CHALLENGE:
Lines containing the word "this" are the ones to copy from the records below.

[Data listing]
^^^^
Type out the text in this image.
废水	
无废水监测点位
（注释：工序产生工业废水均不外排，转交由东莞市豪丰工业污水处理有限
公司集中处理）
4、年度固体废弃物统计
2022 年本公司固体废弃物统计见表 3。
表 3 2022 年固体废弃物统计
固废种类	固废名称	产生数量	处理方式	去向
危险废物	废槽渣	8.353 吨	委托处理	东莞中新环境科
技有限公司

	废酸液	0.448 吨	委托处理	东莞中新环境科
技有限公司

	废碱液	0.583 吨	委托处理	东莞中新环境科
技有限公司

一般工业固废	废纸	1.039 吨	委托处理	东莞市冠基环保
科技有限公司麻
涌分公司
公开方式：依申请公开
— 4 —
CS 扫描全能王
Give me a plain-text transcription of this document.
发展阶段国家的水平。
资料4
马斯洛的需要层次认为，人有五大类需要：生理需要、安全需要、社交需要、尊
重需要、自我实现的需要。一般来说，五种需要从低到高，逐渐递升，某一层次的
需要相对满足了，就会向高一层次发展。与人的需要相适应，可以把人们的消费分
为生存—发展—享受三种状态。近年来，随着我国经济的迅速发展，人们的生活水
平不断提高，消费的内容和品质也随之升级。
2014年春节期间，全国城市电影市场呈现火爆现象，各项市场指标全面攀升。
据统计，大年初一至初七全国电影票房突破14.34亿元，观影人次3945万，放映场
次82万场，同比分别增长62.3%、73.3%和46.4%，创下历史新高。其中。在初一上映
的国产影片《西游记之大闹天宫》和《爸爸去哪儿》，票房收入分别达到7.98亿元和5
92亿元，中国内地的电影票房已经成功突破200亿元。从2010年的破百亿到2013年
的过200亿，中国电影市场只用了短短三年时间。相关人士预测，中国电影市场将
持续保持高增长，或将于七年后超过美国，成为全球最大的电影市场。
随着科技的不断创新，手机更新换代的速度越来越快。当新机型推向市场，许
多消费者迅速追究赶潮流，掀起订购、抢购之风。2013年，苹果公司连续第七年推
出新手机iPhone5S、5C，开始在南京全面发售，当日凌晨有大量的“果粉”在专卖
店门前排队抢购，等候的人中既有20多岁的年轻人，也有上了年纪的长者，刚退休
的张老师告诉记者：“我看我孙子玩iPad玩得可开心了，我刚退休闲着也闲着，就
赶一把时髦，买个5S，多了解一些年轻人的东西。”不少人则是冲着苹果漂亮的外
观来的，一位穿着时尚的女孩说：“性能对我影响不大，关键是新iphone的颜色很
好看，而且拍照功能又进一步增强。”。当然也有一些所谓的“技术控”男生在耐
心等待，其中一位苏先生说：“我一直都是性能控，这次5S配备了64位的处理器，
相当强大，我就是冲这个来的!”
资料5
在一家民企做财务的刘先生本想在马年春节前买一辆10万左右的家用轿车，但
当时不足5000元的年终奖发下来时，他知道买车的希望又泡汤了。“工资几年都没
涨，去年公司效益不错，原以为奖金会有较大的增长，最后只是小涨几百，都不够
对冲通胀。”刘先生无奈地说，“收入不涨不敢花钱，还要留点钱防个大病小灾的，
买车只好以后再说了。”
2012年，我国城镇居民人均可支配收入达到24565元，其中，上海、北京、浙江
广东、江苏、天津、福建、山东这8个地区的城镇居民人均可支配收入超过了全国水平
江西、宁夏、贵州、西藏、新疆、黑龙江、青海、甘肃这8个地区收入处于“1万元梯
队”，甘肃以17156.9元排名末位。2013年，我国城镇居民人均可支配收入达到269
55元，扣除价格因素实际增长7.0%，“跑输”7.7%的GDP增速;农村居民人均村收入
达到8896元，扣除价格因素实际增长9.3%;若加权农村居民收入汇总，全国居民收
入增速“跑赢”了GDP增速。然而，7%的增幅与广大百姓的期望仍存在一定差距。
^^^^
FULL SOLUTION:
Type out the text in this image.
Give me a plain-text transcription of this document.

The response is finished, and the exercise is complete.